# Problem details
Go through the material below and copy each line where the word "name" appears.

# Supplied material
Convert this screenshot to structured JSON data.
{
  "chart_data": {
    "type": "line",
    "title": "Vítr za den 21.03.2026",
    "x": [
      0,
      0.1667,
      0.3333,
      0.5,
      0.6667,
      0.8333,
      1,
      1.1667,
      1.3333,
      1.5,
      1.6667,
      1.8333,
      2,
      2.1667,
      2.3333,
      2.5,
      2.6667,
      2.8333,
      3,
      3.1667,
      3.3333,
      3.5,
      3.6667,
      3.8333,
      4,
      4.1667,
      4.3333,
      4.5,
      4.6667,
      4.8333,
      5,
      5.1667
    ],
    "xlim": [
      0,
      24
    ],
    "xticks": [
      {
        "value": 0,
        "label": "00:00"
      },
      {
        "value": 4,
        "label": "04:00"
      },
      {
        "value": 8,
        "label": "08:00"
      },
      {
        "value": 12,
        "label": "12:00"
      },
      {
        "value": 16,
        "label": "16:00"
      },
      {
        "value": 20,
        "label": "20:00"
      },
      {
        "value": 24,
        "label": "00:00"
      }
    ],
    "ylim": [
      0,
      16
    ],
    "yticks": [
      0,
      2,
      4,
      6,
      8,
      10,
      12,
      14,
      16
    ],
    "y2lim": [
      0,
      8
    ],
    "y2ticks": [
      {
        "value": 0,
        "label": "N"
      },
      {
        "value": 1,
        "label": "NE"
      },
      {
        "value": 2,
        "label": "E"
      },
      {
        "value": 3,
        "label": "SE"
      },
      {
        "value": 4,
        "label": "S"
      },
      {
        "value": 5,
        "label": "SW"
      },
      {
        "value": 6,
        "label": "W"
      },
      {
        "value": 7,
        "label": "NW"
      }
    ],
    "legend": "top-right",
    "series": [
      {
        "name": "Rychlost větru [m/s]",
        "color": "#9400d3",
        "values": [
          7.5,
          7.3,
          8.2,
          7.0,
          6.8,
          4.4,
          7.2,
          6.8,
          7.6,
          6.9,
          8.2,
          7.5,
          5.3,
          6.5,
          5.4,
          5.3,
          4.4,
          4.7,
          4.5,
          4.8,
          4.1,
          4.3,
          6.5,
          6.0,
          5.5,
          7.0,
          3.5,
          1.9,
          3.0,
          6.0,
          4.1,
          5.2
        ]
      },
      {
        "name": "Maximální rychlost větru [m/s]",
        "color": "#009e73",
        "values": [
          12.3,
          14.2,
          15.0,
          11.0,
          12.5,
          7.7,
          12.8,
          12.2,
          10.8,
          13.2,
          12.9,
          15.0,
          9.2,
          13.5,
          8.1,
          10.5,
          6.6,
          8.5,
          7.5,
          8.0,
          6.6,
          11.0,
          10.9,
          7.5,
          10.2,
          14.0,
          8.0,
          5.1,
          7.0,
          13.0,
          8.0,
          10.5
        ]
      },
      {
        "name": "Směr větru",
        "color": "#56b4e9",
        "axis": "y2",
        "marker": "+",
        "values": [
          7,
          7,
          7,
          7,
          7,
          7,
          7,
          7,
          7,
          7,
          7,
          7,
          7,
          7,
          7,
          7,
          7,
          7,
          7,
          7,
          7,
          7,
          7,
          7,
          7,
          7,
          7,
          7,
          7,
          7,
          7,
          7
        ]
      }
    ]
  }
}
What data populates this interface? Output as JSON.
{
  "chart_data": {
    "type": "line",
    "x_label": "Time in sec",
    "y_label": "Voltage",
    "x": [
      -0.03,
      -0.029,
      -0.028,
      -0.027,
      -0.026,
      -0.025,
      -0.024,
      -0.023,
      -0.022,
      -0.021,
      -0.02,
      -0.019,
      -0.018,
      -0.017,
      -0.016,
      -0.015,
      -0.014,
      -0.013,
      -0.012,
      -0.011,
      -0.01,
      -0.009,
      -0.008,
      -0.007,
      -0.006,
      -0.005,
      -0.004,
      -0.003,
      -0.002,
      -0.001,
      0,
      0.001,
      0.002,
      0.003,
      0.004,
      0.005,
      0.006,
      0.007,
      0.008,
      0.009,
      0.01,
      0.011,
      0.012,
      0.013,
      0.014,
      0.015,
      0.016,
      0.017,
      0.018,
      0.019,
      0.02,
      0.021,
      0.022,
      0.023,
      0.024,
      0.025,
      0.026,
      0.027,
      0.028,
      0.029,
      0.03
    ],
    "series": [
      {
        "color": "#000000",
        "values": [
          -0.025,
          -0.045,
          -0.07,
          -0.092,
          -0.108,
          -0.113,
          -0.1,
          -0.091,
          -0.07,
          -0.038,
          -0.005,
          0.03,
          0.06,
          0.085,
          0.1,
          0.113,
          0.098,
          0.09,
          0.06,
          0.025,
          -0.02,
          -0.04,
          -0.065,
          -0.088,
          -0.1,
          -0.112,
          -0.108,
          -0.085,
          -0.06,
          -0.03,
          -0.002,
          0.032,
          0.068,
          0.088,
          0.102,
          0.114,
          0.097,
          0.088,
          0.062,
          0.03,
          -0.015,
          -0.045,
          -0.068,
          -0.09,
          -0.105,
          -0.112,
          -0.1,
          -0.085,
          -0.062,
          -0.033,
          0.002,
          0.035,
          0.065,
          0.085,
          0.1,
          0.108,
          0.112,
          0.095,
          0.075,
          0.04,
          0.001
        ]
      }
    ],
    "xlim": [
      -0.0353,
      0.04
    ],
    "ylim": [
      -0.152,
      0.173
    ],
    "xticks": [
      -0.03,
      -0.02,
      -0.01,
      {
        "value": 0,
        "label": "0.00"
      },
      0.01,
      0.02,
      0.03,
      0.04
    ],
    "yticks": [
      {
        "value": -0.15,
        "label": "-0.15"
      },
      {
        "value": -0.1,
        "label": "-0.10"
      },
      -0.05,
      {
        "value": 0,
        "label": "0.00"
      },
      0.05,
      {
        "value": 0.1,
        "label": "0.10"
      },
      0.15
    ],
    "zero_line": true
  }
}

# Complete response
        "name": "Rychlost větru [m/s]",
        "name": "Maximální rychlost větru [m/s]",
        "name": "Směr větru",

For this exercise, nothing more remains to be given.